# [RECORDS FOR THE TASK]
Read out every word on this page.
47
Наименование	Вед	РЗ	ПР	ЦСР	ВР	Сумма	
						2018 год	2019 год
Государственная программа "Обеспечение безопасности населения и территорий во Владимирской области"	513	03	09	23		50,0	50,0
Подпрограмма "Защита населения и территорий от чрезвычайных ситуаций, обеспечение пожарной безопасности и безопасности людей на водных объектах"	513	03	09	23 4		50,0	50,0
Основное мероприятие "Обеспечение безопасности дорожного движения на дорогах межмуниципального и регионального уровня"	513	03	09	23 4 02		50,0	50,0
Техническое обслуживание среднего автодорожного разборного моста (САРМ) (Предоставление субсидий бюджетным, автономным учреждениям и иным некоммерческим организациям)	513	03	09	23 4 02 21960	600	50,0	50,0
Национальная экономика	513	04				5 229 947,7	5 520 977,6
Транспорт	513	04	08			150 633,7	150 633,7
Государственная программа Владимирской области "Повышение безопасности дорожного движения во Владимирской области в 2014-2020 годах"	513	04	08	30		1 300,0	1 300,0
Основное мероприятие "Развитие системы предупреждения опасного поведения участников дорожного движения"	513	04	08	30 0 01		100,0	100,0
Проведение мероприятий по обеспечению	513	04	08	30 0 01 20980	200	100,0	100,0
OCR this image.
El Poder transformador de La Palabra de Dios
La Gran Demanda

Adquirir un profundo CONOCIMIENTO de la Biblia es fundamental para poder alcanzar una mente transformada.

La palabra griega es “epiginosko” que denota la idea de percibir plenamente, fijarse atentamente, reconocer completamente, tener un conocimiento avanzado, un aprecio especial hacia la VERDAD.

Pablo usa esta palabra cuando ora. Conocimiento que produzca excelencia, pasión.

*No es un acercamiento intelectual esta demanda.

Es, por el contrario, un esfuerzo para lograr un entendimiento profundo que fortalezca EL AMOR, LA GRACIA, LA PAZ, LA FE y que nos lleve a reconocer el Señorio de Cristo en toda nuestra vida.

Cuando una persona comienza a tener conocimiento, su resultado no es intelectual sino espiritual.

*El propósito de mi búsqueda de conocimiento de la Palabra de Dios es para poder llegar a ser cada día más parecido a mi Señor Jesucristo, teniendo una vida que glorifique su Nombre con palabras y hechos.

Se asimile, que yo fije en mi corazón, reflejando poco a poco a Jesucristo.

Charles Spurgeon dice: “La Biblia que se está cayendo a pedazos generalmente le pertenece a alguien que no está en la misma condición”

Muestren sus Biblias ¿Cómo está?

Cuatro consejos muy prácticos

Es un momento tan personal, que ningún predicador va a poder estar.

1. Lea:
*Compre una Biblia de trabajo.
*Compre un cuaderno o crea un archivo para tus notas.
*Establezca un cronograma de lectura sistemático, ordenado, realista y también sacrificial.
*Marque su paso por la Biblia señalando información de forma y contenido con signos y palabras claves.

# [WHAT IS NEEDED]
Nothing in the data may differ; print all of it exactly as written.

# [TASK OUTPUT]
Read out every word on this page.
47
Наименование	Вед	РЗ	ПР	ЦСР	ВР	Сумма	
						2018 год	2019 год
Государственная программа "Обеспечение безопасности населения и территорий во Владимирской области"	513	03	09	23		50,0	50,0
Подпрограмма "Защита населения и территорий от чрезвычайных ситуаций, обеспечение пожарной безопасности и безопасности людей на водных объектах"	513	03	09	23 4		50,0	50,0
Основное мероприятие "Обеспечение безопасности дорожного движения на дорогах межмуниципального и регионального уровня"	513	03	09	23 4 02		50,0	50,0
Техническое обслуживание среднего автодорожного разборного моста (САРМ) (Предоставление субсидий бюджетным, автономным учреждениям и иным некоммерческим организациям)	513	03	09	23 4 02 21960	600	50,0	50,0
Национальная экономика	513	04				5 229 947,7	5 520 977,6
Транспорт	513	04	08			150 633,7	150 633,7
Государственная программа Владимирской области "Повышение безопасности дорожного движения во Владимирской области в 2014-2020 годах"	513	04	08	30		1 300,0	1 300,0
Основное мероприятие "Развитие системы предупреждения опасного поведения участников дорожного движения"	513	04	08	30 0 01		100,0	100,0
Проведение мероприятий по обеспечению	513	04	08	30 0 01 20980	200	100,0	100,0
OCR this image.
El Poder transformador de La Palabra de Dios
La Gran Demanda

Adquirir un profundo CONOCIMIENTO de la Biblia es fundamental para poder alcanzar una mente transformada.

La palabra griega es “epiginosko” que denota la idea de percibir plenamente, fijarse atentamente, reconocer completamente, tener un conocimiento avanzado, un aprecio especial hacia la VERDAD.

Pablo usa esta palabra cuando ora. Conocimiento que produzca excelencia, pasión.

*No es un acercamiento intelectual esta demanda.

Es, por el contrario, un esfuerzo para lograr un entendimiento profundo que fortalezca EL AMOR, LA GRACIA, LA PAZ, LA FE y que nos lleve a reconocer el Señorio de Cristo en toda nuestra vida.

Cuando una persona comienza a tener conocimiento, su resultado no es intelectual sino espiritual.

*El propósito de mi búsqueda de conocimiento de la Palabra de Dios es para poder llegar a ser cada día más parecido a mi Señor Jesucristo, teniendo una vida que glorifique su Nombre con palabras y hechos.

Se asimile, que yo fije en mi corazón, reflejando poco a poco a Jesucristo.

Charles Spurgeon dice: “La Biblia que se está cayendo a pedazos generalmente le pertenece a alguien que no está en la misma condición”

Muestren sus Biblias ¿Cómo está?

Cuatro consejos muy prácticos

Es un momento tan personal, que ningún predicador va a poder estar.

1. Lea:
*Compre una Biblia de trabajo.
*Compre un cuaderno o crea un archivo para tus notas.
*Establezca un cronograma de lectura sistemático, ordenado, realista y también sacrificial.
*Marque su paso por la Biblia señalando información de forma y contenido con signos y palabras claves.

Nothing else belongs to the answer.